SET PROBLEM:
Find the lines holding the string "right" in the data, then copy all of them.

Rows from a dataset:
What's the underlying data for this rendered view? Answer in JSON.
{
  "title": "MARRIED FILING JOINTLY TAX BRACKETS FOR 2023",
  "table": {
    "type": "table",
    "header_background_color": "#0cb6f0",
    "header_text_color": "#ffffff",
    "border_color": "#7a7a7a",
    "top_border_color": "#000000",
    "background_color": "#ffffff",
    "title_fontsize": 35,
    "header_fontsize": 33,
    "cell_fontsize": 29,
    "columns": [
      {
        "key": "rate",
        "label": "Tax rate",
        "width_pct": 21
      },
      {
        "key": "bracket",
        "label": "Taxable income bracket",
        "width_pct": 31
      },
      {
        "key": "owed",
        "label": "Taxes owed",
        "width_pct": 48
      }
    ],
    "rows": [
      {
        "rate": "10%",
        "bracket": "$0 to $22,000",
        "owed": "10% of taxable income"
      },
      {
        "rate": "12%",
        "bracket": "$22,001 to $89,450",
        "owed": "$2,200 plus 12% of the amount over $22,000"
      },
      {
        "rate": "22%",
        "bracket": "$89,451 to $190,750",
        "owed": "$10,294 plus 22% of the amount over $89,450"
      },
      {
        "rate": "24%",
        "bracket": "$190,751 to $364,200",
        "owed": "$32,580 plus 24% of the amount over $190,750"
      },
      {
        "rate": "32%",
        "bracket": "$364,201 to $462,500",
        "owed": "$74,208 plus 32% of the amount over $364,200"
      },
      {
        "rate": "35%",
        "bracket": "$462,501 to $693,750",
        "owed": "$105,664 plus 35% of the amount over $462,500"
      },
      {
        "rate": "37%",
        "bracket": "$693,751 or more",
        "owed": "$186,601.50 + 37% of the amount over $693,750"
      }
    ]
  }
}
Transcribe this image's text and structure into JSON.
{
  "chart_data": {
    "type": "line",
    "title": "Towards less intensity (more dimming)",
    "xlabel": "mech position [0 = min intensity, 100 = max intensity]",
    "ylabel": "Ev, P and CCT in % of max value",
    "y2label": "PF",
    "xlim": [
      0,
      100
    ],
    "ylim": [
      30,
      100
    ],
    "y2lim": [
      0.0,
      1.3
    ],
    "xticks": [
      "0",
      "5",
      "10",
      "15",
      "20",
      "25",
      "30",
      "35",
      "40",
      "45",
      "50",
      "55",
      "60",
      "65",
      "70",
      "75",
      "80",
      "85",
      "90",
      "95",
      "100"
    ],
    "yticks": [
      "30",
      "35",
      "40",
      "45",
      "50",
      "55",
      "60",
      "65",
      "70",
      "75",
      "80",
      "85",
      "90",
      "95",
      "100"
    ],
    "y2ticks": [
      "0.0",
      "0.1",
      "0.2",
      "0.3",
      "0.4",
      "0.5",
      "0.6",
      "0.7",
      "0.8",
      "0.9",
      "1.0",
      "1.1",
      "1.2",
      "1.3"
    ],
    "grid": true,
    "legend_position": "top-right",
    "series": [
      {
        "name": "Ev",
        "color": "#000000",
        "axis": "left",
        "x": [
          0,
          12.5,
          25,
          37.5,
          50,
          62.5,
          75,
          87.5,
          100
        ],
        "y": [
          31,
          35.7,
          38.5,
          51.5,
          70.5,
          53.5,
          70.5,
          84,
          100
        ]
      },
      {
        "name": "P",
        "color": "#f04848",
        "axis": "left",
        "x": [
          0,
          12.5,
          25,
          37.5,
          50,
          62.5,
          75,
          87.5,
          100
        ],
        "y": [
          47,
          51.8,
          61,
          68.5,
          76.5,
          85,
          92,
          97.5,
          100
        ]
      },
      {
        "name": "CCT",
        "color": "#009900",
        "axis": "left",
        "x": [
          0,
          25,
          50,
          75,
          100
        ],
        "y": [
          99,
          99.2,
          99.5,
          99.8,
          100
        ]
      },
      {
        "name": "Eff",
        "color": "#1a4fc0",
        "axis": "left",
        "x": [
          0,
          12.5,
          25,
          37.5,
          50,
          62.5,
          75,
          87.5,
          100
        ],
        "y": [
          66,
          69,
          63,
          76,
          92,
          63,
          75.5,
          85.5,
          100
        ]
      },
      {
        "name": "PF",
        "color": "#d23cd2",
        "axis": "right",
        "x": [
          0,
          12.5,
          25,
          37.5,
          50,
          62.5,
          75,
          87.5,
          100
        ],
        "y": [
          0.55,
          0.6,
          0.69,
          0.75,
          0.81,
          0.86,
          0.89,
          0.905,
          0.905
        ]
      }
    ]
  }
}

OUTPUT FOR THIS EXERCISE:
    "legend_position": "top-right",
        "axis": "right",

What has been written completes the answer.